Objective:
What follows are records. Restate all of them word for word.

[Collection entries]
☆ ☆ ☆ ☆ ☆

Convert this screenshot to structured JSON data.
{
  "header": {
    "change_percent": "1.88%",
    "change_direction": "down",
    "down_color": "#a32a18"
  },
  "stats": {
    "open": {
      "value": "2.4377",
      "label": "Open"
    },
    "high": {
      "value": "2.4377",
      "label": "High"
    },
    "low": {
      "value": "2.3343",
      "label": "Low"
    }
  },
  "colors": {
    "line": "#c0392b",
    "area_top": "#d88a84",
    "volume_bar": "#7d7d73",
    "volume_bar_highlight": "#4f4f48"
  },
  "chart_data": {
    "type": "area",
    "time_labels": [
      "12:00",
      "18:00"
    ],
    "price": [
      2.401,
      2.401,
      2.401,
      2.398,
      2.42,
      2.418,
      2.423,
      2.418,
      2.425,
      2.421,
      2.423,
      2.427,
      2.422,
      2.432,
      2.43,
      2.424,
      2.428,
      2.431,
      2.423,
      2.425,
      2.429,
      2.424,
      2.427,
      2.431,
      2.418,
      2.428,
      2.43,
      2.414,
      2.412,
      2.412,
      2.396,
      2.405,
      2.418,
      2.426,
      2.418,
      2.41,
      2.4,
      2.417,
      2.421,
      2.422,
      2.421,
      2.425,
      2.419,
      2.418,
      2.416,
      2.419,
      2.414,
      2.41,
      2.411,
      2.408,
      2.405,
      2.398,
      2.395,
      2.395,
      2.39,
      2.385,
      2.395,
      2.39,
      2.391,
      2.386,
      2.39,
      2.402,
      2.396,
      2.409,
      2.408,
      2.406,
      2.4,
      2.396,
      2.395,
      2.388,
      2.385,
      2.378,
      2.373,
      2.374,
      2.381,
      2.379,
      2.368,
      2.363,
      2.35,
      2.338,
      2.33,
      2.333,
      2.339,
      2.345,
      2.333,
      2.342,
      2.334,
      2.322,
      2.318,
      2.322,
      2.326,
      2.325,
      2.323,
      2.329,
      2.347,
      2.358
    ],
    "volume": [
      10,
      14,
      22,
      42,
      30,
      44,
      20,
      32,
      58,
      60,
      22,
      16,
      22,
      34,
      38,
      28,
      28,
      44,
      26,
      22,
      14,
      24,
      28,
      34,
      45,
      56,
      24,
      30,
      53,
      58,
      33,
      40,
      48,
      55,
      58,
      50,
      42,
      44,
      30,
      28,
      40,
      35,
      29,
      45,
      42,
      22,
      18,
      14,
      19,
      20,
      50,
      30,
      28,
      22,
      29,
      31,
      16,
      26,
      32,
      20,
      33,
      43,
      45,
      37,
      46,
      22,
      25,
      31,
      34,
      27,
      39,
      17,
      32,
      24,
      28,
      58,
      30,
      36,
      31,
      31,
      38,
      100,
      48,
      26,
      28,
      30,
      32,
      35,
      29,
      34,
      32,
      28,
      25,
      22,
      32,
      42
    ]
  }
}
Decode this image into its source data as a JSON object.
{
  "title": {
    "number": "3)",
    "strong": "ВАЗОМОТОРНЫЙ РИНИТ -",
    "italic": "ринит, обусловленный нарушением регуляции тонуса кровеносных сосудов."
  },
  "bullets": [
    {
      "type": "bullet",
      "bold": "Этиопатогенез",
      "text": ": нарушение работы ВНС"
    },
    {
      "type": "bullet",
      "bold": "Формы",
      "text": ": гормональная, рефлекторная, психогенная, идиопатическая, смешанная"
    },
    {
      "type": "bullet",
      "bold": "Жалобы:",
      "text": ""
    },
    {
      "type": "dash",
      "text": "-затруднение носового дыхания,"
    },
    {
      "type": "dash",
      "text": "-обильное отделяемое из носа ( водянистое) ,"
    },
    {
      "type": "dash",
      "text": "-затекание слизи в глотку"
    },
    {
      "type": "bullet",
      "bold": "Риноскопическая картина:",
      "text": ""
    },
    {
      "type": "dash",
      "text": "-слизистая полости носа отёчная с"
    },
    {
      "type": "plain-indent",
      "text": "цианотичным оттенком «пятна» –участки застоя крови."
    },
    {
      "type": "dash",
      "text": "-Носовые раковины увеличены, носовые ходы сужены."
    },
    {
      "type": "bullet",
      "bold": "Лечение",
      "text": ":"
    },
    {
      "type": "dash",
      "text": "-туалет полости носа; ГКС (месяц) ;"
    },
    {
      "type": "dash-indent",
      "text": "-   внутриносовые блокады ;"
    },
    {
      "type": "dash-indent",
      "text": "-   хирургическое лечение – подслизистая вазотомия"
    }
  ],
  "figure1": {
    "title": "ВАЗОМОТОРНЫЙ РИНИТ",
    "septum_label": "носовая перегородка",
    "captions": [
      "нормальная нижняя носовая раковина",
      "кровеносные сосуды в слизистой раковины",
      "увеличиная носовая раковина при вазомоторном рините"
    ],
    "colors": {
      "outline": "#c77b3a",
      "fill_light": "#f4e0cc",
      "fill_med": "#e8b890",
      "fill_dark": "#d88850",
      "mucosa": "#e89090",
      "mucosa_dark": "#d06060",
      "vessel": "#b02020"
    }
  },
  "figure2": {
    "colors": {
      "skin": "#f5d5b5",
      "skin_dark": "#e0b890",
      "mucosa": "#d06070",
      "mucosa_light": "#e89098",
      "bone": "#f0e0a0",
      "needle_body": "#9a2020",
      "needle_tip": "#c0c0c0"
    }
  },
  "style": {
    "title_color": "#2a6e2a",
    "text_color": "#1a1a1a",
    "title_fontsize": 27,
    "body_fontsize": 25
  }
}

☆ ☆ ☆ ☆ ☆

Solution:
Convert this screenshot to structured JSON data.
{
  "header": {
    "change_percent": "1.88%",
    "change_direction": "down",
    "down_color": "#a32a18"
  },
  "stats": {
    "open": {
      "value": "2.4377",
      "label": "Open"
    },
    "high": {
      "value": "2.4377",
      "label": "High"
    },
    "low": {
      "value": "2.3343",
      "label": "Low"
    }
  },
  "colors": {
    "line": "#c0392b",
    "area_top": "#d88a84",
    "volume_bar": "#7d7d73",
    "volume_bar_highlight": "#4f4f48"
  },
  "chart_data": {
    "type": "area",
    "time_labels": [
      "12:00",
      "18:00"
    ],
    "price": [
      2.401,
      2.401,
      2.401,
      2.398,
      2.42,
      2.418,
      2.423,
      2.418,
      2.425,
      2.421,
      2.423,
      2.427,
      2.422,
      2.432,
      2.43,
      2.424,
      2.428,
      2.431,
      2.423,
      2.425,
      2.429,
      2.424,
      2.427,
      2.431,
      2.418,
      2.428,
      2.43,
      2.414,
      2.412,
      2.412,
      2.396,
      2.405,
      2.418,
      2.426,
      2.418,
      2.41,
      2.4,
      2.417,
      2.421,
      2.422,
      2.421,
      2.425,
      2.419,
      2.418,
      2.416,
      2.419,
      2.414,
      2.41,
      2.411,
      2.408,
      2.405,
      2.398,
      2.395,
      2.395,
      2.39,
      2.385,
      2.395,
      2.39,
      2.391,
      2.386,
      2.39,
      2.402,
      2.396,
      2.409,
      2.408,
      2.406,
      2.4,
      2.396,
      2.395,
      2.388,
      2.385,
      2.378,
      2.373,
      2.374,
      2.381,
      2.379,
      2.368,
      2.363,
      2.35,
      2.338,
      2.33,
      2.333,
      2.339,
      2.345,
      2.333,
      2.342,
      2.334,
      2.322,
      2.318,
      2.322,
      2.326,
      2.325,
      2.323,
      2.329,
      2.347,
      2.358
    ],
    "volume": [
      10,
      14,
      22,
      42,
      30,
      44,
      20,
      32,
      58,
      60,
      22,
      16,
      22,
      34,
      38,
      28,
      28,
      44,
      26,
      22,
      14,
      24,
      28,
      34,
      45,
      56,
      24,
      30,
      53,
      58,
      33,
      40,
      48,
      55,
      58,
      50,
      42,
      44,
      30,
      28,
      40,
      35,
      29,
      45,
      42,
      22,
      18,
      14,
      19,
      20,
      50,
      30,
      28,
      22,
      29,
      31,
      16,
      26,
      32,
      20,
      33,
      43,
      45,
      37,
      46,
      22,
      25,
      31,
      34,
      27,
      39,
      17,
      32,
      24,
      28,
      58,
      30,
      36,
      31,
      31,
      38,
      100,
      48,
      26,
      28,
      30,
      32,
      35,
      29,
      34,
      32,
      28,
      25,
      22,
      32,
      42
    ]
  }
}
Decode this image into its source data as a JSON object.
{
  "title": {
    "number": "3)",
    "strong": "ВАЗОМОТОРНЫЙ РИНИТ -",
    "italic": "ринит, обусловленный нарушением регуляции тонуса кровеносных сосудов."
  },
  "bullets": [
    {
      "type": "bullet",
      "bold": "Этиопатогенез",
      "text": ": нарушение работы ВНС"
    },
    {
      "type": "bullet",
      "bold": "Формы",
      "text": ": гормональная, рефлекторная, психогенная, идиопатическая, смешанная"
    },
    {
      "type": "bullet",
      "bold": "Жалобы:",
      "text": ""
    },
    {
      "type": "dash",
      "text": "-затруднение носового дыхания,"
    },
    {
      "type": "dash",
      "text": "-обильное отделяемое из носа ( водянистое) ,"
    },
    {
      "type": "dash",
      "text": "-затекание слизи в глотку"
    },
    {
      "type": "bullet",
      "bold": "Риноскопическая картина:",
      "text": ""
    },
    {
      "type": "dash",
      "text": "-слизистая полости носа отёчная с"
    },
    {
      "type": "plain-indent",
      "text": "цианотичным оттенком «пятна» –участки застоя крови."
    },
    {
      "type": "dash",
      "text": "-Носовые раковины увеличены, носовые ходы сужены."
    },
    {
      "type": "bullet",
      "bold": "Лечение",
      "text": ":"
    },
    {
      "type": "dash",
      "text": "-туалет полости носа; ГКС (месяц) ;"
    },
    {
      "type": "dash-indent",
      "text": "-   внутриносовые блокады ;"
    },
    {
      "type": "dash-indent",
      "text": "-   хирургическое лечение – подслизистая вазотомия"
    }
  ],
  "figure1": {
    "title": "ВАЗОМОТОРНЫЙ РИНИТ",
    "septum_label": "носовая перегородка",
    "captions": [
      "нормальная нижняя носовая раковина",
      "кровеносные сосуды в слизистой раковины",
      "увеличиная носовая раковина при вазомоторном рините"
    ],
    "colors": {
      "outline": "#c77b3a",
      "fill_light": "#f4e0cc",
      "fill_med": "#e8b890",
      "fill_dark": "#d88850",
      "mucosa": "#e89090",
      "mucosa_dark": "#d06060",
      "vessel": "#b02020"
    }
  },
  "figure2": {
    "colors": {
      "skin": "#f5d5b5",
      "skin_dark": "#e0b890",
      "mucosa": "#d06070",
      "mucosa_light": "#e89098",
      "bone": "#f0e0a0",
      "needle_body": "#9a2020",
      "needle_tip": "#c0c0c0"
    }
  },
  "style": {
    "title_color": "#2a6e2a",
    "text_color": "#1a1a1a",
    "title_fontsize": 27,
    "body_fontsize": 25
  }
}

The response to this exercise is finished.